Reproduce the records exactly.

━━━━━━

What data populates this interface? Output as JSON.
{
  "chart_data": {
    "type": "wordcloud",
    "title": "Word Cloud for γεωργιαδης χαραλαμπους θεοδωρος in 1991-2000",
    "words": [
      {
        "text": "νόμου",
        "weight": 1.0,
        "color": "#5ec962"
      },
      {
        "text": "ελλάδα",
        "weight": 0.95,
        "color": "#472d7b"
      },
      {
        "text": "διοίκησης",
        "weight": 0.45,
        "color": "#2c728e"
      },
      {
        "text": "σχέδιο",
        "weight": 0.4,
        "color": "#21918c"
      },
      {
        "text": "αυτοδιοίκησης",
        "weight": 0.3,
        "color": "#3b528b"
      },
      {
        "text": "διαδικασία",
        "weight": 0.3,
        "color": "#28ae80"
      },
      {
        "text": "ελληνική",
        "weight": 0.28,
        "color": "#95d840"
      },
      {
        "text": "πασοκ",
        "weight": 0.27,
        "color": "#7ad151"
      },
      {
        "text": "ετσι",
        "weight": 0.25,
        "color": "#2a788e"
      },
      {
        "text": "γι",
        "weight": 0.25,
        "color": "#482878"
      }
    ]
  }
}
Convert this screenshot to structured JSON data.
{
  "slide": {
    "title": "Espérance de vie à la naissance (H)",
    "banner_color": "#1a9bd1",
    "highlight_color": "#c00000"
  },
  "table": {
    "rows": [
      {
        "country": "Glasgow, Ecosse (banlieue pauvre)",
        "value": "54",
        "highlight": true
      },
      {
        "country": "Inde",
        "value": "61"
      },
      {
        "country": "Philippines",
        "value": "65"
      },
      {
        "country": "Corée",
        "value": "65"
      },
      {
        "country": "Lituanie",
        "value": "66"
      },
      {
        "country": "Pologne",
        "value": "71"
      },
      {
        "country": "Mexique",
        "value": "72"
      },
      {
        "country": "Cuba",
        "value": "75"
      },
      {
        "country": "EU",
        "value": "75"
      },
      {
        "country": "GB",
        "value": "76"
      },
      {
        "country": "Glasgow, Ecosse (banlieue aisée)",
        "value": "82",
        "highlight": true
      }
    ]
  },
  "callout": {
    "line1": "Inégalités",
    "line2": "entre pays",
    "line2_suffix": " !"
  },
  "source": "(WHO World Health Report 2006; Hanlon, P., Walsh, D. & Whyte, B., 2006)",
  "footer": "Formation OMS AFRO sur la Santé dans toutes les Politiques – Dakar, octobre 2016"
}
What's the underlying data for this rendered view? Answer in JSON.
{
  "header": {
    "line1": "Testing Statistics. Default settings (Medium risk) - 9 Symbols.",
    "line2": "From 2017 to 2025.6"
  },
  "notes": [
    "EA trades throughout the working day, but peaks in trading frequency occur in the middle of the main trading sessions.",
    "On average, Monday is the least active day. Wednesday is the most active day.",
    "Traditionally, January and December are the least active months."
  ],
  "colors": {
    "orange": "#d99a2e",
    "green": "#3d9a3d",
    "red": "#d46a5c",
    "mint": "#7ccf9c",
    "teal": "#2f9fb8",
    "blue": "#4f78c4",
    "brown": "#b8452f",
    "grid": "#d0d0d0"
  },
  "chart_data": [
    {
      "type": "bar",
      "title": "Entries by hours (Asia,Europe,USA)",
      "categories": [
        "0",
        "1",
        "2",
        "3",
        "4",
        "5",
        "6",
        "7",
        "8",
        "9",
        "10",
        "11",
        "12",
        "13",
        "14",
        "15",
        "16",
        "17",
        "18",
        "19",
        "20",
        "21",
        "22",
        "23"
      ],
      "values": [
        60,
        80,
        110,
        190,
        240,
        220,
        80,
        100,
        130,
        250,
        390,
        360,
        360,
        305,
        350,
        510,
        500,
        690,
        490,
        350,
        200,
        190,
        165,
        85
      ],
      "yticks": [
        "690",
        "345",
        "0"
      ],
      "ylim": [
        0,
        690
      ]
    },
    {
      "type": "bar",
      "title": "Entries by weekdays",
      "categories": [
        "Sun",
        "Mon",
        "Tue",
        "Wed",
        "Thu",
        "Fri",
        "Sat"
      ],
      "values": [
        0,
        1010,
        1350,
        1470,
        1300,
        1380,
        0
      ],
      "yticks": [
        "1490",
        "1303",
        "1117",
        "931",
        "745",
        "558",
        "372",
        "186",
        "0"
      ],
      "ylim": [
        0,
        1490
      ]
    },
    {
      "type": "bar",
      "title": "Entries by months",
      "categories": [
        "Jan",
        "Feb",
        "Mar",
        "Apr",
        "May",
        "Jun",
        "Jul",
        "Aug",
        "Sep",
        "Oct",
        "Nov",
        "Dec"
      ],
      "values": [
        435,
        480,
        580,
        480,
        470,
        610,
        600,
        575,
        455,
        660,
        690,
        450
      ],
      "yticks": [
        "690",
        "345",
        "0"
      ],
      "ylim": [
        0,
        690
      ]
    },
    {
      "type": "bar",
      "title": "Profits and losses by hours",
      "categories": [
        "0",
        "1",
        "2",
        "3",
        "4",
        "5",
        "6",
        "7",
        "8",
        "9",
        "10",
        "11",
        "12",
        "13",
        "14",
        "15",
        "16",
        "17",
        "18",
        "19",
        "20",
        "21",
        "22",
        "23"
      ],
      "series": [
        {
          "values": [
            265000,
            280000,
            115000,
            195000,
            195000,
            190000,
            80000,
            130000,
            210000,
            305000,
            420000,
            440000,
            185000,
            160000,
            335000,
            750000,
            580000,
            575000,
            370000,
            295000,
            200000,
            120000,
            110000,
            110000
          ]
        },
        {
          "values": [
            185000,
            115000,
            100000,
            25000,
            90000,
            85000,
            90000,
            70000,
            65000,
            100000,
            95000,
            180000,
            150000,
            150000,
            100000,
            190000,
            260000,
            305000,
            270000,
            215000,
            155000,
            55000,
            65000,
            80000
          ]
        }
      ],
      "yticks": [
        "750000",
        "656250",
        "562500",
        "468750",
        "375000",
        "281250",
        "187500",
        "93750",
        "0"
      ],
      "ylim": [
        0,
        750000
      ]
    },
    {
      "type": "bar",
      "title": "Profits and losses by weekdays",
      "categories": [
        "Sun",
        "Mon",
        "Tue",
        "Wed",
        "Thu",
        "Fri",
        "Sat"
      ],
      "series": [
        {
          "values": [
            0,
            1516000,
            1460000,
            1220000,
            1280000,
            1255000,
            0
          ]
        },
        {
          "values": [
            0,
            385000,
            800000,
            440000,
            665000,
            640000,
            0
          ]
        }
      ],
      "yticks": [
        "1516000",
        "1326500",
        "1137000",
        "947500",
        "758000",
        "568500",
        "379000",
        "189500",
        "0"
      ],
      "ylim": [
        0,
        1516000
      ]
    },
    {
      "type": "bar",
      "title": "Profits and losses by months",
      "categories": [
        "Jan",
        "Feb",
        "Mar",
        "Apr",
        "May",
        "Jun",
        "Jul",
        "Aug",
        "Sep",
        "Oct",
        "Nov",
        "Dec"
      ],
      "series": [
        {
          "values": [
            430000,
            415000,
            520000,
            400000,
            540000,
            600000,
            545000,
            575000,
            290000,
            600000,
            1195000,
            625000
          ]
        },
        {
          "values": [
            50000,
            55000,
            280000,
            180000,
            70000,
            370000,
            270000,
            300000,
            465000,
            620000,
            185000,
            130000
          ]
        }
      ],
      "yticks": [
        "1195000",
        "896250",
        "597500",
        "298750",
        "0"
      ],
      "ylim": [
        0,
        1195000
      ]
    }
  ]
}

━━━━━━

TASK RESPONSE:
What data populates this interface? Output as JSON.
{
  "chart_data": {
    "type": "wordcloud",
    "title": "Word Cloud for γεωργιαδης χαραλαμπους θεοδωρος in 1991-2000",
    "words": [
      {
        "text": "νόμου",
        "weight": 1.0,
        "color": "#5ec962"
      },
      {
        "text": "ελλάδα",
        "weight": 0.95,
        "color": "#472d7b"
      },
      {
        "text": "διοίκησης",
        "weight": 0.45,
        "color": "#2c728e"
      },
      {
        "text": "σχέδιο",
        "weight": 0.4,
        "color": "#21918c"
      },
      {
        "text": "αυτοδιοίκησης",
        "weight": 0.3,
        "color": "#3b528b"
      },
      {
        "text": "διαδικασία",
        "weight": 0.3,
        "color": "#28ae80"
      },
      {
        "text": "ελληνική",
        "weight": 0.28,
        "color": "#95d840"
      },
      {
        "text": "πασοκ",
        "weight": 0.27,
        "color": "#7ad151"
      },
      {
        "text": "ετσι",
        "weight": 0.25,
        "color": "#2a788e"
      },
      {
        "text": "γι",
        "weight": 0.25,
        "color": "#482878"
      }
    ]
  }
}
Convert this screenshot to structured JSON data.
{
  "slide": {
    "title": "Espérance de vie à la naissance (H)",
    "banner_color": "#1a9bd1",
    "highlight_color": "#c00000"
  },
  "table": {
    "rows": [
      {
        "country": "Glasgow, Ecosse (banlieue pauvre)",
        "value": "54",
        "highlight": true
      },
      {
        "country": "Inde",
        "value": "61"
      },
      {
        "country": "Philippines",
        "value": "65"
      },
      {
        "country": "Corée",
        "value": "65"
      },
      {
        "country": "Lituanie",
        "value": "66"
      },
      {
        "country": "Pologne",
        "value": "71"
      },
      {
        "country": "Mexique",
        "value": "72"
      },
      {
        "country": "Cuba",
        "value": "75"
      },
      {
        "country": "EU",
        "value": "75"
      },
      {
        "country": "GB",
        "value": "76"
      },
      {
        "country": "Glasgow, Ecosse (banlieue aisée)",
        "value": "82",
        "highlight": true
      }
    ]
  },
  "callout": {
    "line1": "Inégalités",
    "line2": "entre pays",
    "line2_suffix": " !"
  },
  "source": "(WHO World Health Report 2006; Hanlon, P., Walsh, D. & Whyte, B., 2006)",
  "footer": "Formation OMS AFRO sur la Santé dans toutes les Politiques – Dakar, octobre 2016"
}
What's the underlying data for this rendered view? Answer in JSON.
{
  "header": {
    "line1": "Testing Statistics. Default settings (Medium risk) - 9 Symbols.",
    "line2": "From 2017 to 2025.6"
  },
  "notes": [
    "EA trades throughout the working day, but peaks in trading frequency occur in the middle of the main trading sessions.",
    "On average, Monday is the least active day. Wednesday is the most active day.",
    "Traditionally, January and December are the least active months."
  ],
  "colors": {
    "orange": "#d99a2e",
    "green": "#3d9a3d",
    "red": "#d46a5c",
    "mint": "#7ccf9c",
    "teal": "#2f9fb8",
    "blue": "#4f78c4",
    "brown": "#b8452f",
    "grid": "#d0d0d0"
  },
  "chart_data": [
    {
      "type": "bar",
      "title": "Entries by hours (Asia,Europe,USA)",
      "categories": [
        "0",
        "1",
        "2",
        "3",
        "4",
        "5",
        "6",
        "7",
        "8",
        "9",
        "10",
        "11",
        "12",
        "13",
        "14",
        "15",
        "16",
        "17",
        "18",
        "19",
        "20",
        "21",
        "22",
        "23"
      ],
      "values": [
        60,
        80,
        110,
        190,
        240,
        220,
        80,
        100,
        130,
        250,
        390,
        360,
        360,
        305,
        350,
        510,
        500,
        690,
        490,
        350,
        200,
        190,
        165,
        85
      ],
      "yticks": [
        "690",
        "345",
        "0"
      ],
      "ylim": [
        0,
        690
      ]
    },
    {
      "type": "bar",
      "title": "Entries by weekdays",
      "categories": [
        "Sun",
        "Mon",
        "Tue",
        "Wed",
        "Thu",
        "Fri",
        "Sat"
      ],
      "values": [
        0,
        1010,
        1350,
        1470,
        1300,
        1380,
        0
      ],
      "yticks": [
        "1490",
        "1303",
        "1117",
        "931",
        "745",
        "558",
        "372",
        "186",
        "0"
      ],
      "ylim": [
        0,
        1490
      ]
    },
    {
      "type": "bar",
      "title": "Entries by months",
      "categories": [
        "Jan",
        "Feb",
        "Mar",
        "Apr",
        "May",
        "Jun",
        "Jul",
        "Aug",
        "Sep",
        "Oct",
        "Nov",
        "Dec"
      ],
      "values": [
        435,
        480,
        580,
        480,
        470,
        610,
        600,
        575,
        455,
        660,
        690,
        450
      ],
      "yticks": [
        "690",
        "345",
        "0"
      ],
      "ylim": [
        0,
        690
      ]
    },
    {
      "type": "bar",
      "title": "Profits and losses by hours",
      "categories": [
        "0",
        "1",
        "2",
        "3",
        "4",
        "5",
        "6",
        "7",
        "8",
        "9",
        "10",
        "11",
        "12",
        "13",
        "14",
        "15",
        "16",
        "17",
        "18",
        "19",
        "20",
        "21",
        "22",
        "23"
      ],
      "series": [
        {
          "values": [
            265000,
            280000,
            115000,
            195000,
            195000,
            190000,
            80000,
            130000,
            210000,
            305000,
            420000,
            440000,
            185000,
            160000,
            335000,
            750000,
            580000,
            575000,
            370000,
            295000,
            200000,
            120000,
            110000,
            110000
          ]
        },
        {
          "values": [
            185000,
            115000,
            100000,
            25000,
            90000,
            85000,
            90000,
            70000,
            65000,
            100000,
            95000,
            180000,
            150000,
            150000,
            100000,
            190000,
            260000,
            305000,
            270000,
            215000,
            155000,
            55000,
            65000,
            80000
          ]
        }
      ],
      "yticks": [
        "750000",
        "656250",
        "562500",
        "468750",
        "375000",
        "281250",
        "187500",
        "93750",
        "0"
      ],
      "ylim": [
        0,
        750000
      ]
    },
    {
      "type": "bar",
      "title": "Profits and losses by weekdays",
      "categories": [
        "Sun",
        "Mon",
        "Tue",
        "Wed",
        "Thu",
        "Fri",
        "Sat"
      ],
      "series": [
        {
          "values": [
            0,
            1516000,
            1460000,
            1220000,
            1280000,
            1255000,
            0
          ]
        },
        {
          "values": [
            0,
            385000,
            800000,
            440000,
            665000,
            640000,
            0
          ]
        }
      ],
      "yticks": [
        "1516000",
        "1326500",
        "1137000",
        "947500",
        "758000",
        "568500",
        "379000",
        "189500",
        "0"
      ],
      "ylim": [
        0,
        1516000
      ]
    },
    {
      "type": "bar",
      "title": "Profits and losses by months",
      "categories": [
        "Jan",
        "Feb",
        "Mar",
        "Apr",
        "May",
        "Jun",
        "Jul",
        "Aug",
        "Sep",
        "Oct",
        "Nov",
        "Dec"
      ],
      "series": [
        {
          "values": [
            430000,
            415000,
            520000,
            400000,
            540000,
            600000,
            545000,
            575000,
            290000,
            600000,
            1195000,
            625000
          ]
        },
        {
          "values": [
            50000,
            55000,
            280000,
            180000,
            70000,
            370000,
            270000,
            300000,
            465000,
            620000,
            185000,
            130000
          ]
        }
      ],
      "yticks": [
        "1195000",
        "896250",
        "597500",
        "298750",
        "0"
      ],
      "ylim": [
        0,
        1195000
      ]
    }
  ]
}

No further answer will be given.